* Start *
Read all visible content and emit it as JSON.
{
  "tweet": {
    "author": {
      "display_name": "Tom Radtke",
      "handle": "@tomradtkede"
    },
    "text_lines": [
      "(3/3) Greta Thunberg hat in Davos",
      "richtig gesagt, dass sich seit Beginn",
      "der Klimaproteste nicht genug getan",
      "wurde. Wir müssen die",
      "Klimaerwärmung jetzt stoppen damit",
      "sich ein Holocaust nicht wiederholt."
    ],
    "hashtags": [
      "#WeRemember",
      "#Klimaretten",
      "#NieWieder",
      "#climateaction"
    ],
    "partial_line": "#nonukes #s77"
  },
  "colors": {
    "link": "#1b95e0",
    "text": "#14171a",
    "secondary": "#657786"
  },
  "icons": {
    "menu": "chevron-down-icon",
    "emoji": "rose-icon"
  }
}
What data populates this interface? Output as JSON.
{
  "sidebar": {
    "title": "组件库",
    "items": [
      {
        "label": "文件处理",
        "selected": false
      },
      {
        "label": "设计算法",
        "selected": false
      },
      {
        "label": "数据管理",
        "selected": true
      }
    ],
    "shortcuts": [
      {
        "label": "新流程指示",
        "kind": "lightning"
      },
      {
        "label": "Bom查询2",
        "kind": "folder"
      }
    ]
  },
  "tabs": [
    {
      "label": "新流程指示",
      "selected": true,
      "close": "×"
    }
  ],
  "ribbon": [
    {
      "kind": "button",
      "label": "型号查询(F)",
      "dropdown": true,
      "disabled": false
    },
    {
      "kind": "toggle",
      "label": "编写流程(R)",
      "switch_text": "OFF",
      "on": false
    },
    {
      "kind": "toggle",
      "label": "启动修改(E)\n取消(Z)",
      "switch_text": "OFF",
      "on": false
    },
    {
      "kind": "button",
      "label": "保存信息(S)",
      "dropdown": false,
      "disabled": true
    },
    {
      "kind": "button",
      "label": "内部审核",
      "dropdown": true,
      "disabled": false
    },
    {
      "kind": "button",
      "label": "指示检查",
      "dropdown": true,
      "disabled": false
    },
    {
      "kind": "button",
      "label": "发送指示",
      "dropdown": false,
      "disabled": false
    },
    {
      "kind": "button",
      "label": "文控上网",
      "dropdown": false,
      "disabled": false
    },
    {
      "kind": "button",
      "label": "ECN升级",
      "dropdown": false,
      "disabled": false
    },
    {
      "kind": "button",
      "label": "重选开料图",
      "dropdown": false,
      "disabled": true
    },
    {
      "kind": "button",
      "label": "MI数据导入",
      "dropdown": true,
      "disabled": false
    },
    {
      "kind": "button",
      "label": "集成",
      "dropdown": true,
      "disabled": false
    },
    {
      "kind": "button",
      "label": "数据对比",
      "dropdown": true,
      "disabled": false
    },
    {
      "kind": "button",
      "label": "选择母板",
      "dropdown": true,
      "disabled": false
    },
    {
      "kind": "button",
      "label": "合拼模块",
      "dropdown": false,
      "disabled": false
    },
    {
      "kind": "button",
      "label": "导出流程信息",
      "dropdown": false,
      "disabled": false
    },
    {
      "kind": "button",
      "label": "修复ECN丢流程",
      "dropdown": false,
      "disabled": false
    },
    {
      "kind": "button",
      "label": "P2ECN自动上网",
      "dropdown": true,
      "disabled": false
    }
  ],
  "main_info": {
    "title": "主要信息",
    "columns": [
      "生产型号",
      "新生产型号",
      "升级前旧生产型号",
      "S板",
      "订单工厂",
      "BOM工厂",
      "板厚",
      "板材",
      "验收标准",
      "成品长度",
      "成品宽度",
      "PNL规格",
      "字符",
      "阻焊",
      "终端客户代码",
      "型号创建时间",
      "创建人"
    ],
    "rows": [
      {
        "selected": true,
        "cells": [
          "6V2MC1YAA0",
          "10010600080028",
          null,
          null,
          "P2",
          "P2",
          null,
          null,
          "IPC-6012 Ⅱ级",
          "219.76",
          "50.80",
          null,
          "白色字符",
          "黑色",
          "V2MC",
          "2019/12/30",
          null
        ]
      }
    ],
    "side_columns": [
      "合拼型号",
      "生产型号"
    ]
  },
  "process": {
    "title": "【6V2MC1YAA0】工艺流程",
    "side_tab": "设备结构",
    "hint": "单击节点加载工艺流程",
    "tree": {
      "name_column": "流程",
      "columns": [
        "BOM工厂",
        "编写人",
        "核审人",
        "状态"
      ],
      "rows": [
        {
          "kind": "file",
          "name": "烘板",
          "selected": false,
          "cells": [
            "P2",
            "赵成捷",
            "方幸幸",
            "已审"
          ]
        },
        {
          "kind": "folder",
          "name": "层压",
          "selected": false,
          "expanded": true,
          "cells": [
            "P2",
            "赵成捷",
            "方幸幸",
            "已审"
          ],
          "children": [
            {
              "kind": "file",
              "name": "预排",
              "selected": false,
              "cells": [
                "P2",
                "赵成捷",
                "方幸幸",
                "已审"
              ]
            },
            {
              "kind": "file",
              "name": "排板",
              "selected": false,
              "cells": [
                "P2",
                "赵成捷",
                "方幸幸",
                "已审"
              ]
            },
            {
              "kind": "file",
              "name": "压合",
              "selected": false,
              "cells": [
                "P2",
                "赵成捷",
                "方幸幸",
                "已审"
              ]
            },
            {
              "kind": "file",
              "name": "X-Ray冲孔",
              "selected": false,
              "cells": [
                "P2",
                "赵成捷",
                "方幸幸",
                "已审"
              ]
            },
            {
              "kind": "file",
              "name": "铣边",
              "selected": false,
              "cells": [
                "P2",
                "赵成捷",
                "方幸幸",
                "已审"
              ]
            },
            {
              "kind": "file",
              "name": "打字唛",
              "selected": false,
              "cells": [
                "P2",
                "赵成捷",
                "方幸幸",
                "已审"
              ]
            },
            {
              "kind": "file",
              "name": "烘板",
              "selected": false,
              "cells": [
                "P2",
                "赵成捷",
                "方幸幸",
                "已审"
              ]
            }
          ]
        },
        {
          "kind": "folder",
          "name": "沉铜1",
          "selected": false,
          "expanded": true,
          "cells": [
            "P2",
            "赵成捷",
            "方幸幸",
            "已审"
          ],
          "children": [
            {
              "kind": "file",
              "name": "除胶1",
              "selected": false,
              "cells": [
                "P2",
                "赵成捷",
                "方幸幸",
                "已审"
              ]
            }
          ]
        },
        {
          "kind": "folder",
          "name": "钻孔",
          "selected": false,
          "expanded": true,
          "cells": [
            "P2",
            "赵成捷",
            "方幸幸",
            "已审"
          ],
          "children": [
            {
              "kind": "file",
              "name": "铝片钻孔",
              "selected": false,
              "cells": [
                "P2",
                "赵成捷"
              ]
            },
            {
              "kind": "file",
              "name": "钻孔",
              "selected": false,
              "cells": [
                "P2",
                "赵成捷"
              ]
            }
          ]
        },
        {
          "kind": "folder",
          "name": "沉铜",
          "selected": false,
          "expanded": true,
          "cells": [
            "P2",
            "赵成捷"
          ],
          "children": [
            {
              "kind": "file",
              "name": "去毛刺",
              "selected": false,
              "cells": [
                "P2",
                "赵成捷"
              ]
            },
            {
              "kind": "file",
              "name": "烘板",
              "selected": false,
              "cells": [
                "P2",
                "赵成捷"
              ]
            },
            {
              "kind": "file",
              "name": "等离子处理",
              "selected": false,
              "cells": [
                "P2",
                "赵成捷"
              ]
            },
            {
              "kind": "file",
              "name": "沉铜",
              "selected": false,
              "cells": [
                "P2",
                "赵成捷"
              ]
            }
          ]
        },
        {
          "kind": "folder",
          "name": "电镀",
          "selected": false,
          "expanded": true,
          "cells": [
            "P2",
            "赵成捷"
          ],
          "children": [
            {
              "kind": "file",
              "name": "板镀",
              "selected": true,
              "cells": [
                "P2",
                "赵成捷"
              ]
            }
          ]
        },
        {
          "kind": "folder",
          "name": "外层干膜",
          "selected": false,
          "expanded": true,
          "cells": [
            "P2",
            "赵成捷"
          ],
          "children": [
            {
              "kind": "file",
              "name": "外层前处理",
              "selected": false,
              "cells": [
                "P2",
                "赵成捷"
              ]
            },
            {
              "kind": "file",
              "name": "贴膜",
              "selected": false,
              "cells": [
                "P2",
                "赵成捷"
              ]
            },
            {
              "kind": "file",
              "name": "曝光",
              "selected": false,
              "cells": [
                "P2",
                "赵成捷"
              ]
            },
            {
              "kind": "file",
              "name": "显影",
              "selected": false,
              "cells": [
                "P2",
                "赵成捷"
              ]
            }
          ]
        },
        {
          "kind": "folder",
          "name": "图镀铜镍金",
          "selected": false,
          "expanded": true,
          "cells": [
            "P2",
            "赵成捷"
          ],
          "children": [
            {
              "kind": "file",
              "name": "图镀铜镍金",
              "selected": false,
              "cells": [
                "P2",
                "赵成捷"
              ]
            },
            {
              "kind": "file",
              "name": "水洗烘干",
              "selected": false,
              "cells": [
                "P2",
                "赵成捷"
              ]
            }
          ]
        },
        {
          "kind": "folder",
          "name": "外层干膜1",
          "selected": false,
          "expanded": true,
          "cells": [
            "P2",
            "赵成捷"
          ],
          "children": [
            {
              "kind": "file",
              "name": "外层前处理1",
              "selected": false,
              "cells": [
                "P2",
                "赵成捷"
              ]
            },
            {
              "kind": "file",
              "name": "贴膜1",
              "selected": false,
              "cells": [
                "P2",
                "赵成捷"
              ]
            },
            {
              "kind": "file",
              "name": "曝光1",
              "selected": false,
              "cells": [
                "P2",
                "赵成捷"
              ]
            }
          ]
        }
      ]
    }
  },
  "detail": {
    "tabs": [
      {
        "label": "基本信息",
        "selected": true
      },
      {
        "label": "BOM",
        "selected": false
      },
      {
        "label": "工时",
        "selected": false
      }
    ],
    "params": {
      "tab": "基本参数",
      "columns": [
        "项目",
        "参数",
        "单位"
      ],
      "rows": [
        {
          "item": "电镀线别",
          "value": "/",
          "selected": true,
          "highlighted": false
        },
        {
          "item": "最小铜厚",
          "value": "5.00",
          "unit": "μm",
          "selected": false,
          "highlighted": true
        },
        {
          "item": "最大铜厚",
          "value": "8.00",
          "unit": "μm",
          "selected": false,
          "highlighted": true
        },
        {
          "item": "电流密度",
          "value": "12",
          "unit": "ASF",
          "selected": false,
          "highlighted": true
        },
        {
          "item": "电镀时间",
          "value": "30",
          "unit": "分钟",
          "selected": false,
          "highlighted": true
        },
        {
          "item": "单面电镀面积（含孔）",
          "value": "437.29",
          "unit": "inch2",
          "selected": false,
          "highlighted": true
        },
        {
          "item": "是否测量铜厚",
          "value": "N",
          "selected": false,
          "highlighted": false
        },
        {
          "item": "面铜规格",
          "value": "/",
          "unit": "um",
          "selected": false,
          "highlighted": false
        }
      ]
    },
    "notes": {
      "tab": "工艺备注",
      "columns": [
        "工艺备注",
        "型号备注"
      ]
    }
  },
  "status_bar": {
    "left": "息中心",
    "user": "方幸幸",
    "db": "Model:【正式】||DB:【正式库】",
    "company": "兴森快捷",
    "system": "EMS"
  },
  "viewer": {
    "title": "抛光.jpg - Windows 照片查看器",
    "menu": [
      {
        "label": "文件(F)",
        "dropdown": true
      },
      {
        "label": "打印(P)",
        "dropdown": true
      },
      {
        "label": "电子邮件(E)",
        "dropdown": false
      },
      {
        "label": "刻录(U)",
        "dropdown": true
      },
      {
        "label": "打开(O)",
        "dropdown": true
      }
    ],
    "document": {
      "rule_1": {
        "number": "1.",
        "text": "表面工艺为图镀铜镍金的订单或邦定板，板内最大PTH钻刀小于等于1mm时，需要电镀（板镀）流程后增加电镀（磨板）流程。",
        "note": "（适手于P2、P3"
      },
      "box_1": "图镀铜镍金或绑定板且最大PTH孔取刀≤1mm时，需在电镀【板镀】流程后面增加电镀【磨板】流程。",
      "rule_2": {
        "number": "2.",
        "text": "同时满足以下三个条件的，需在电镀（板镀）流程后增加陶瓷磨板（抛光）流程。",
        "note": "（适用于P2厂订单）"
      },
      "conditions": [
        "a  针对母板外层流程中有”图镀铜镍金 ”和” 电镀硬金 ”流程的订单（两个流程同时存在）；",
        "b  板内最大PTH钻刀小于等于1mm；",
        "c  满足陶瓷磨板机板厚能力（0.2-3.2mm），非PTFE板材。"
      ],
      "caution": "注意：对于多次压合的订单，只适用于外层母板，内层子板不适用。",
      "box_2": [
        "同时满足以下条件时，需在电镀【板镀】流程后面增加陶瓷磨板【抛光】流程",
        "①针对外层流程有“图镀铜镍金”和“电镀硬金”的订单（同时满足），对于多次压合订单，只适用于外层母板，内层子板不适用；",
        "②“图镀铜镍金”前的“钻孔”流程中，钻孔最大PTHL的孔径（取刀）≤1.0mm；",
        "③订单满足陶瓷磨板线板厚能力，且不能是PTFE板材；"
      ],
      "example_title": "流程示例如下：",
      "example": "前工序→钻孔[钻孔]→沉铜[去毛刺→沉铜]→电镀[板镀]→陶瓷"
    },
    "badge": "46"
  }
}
* End *
* [Challenge] Locate the lines above that contain "unit" and copy them.

* [Answer to the task]
          "unit": "μm",
          "unit": "μm",
          "unit": "ASF",
          "unit": "分钟",
          "unit": "inch2",
          "unit": "um",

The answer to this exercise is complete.